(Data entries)
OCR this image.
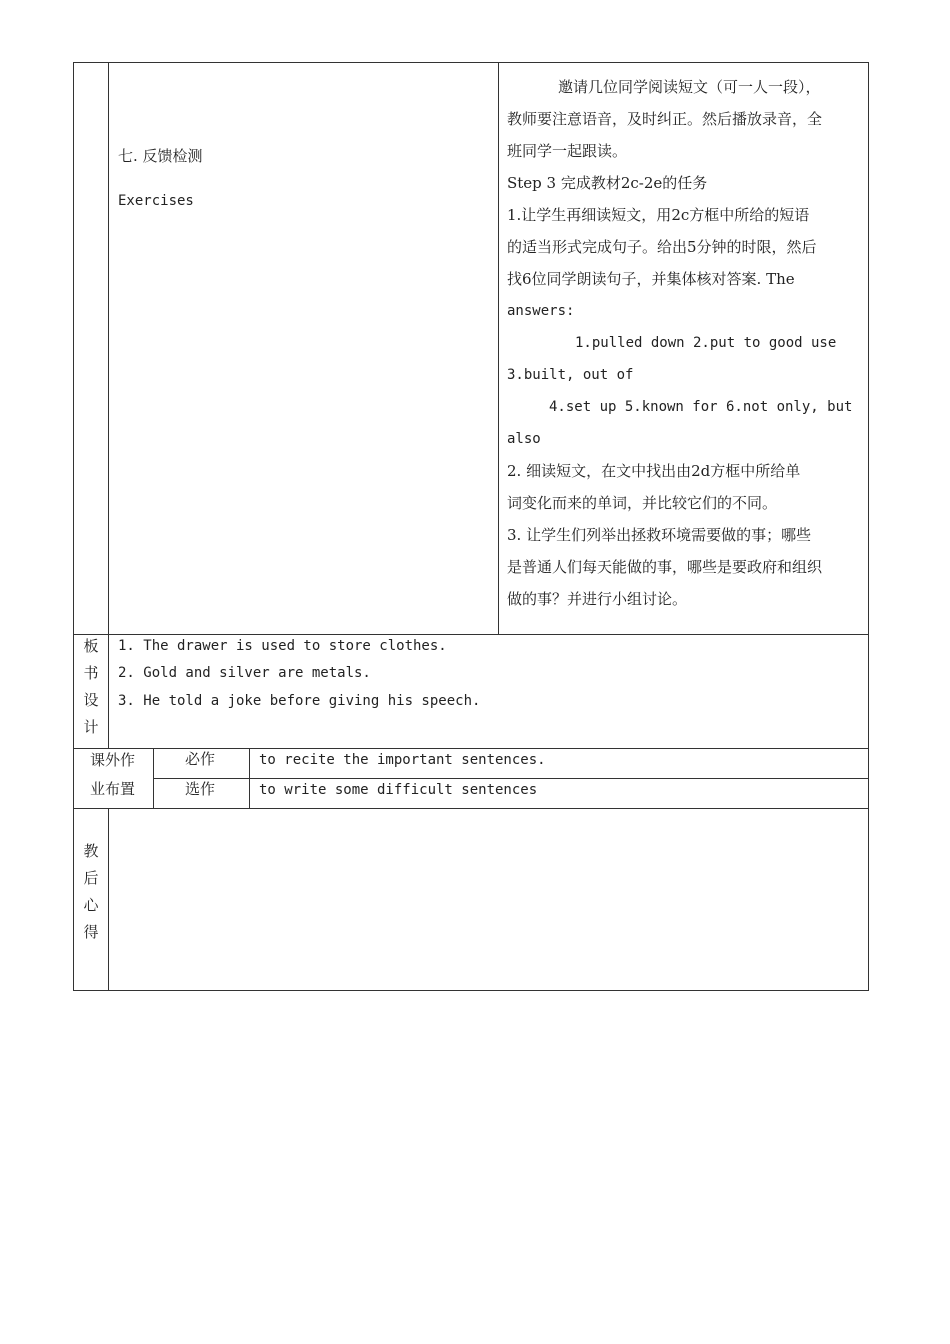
七. 反馈检测
Exercises
邀请几位同学阅读短文（可一人一段），
教师要注意语音，及时纠正。然后播放录音，全
班同学一起跟读。
Step 3 完成教材2c-2e的任务
1.让学生再细读短文，用2c方框中所给的短语
的适当形式完成句子。给出5分钟的时限，然后
找6位同学朗读句子，并集体核对答案. The
answers:
1.pulled down 2.put to good use
3.built, out of
4.set up 5.known for 6.not only, but
also
2. 细读短文，在文中找出由2d方框中所给单
词变化而来的单词，并比较它们的不同。
3. 让学生们列举出拯救环境需要做的事；哪些
是普通人们每天能做的事，哪些是要政府和组织
做的事？并进行小组讨论。
板书设计
1. The drawer is used to store clothes.
2. Gold and silver are metals.
3. He told a joke before giving his speech.
课外作
业布置
必作	to recite the important sentences.
选作	to write some difficult sentences
教后心得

→ WHAT YOU ARE ASKED TO DO
Transcribe the listing in full and omit the pictures.

→ ANSWER TO THE PROBLEM
OCR this image.
七. 反馈检测
Exercises
邀请几位同学阅读短文（可一人一段），
教师要注意语音，及时纠正。然后播放录音，全
班同学一起跟读。
Step 3 完成教材2c-2e的任务
1.让学生再细读短文，用2c方框中所给的短语
的适当形式完成句子。给出5分钟的时限，然后
找6位同学朗读句子，并集体核对答案. The
answers:
1.pulled down 2.put to good use
3.built, out of
4.set up 5.known for 6.not only, but
also
2. 细读短文，在文中找出由2d方框中所给单
词变化而来的单词，并比较它们的不同。
3. 让学生们列举出拯救环境需要做的事；哪些
是普通人们每天能做的事，哪些是要政府和组织
做的事？并进行小组讨论。
板书设计
1. The drawer is used to store clothes.
2. Gold and silver are metals.
3. He told a joke before giving his speech.
课外作
业布置
必作	to recite the important sentences.
选作	to write some difficult sentences
教后心得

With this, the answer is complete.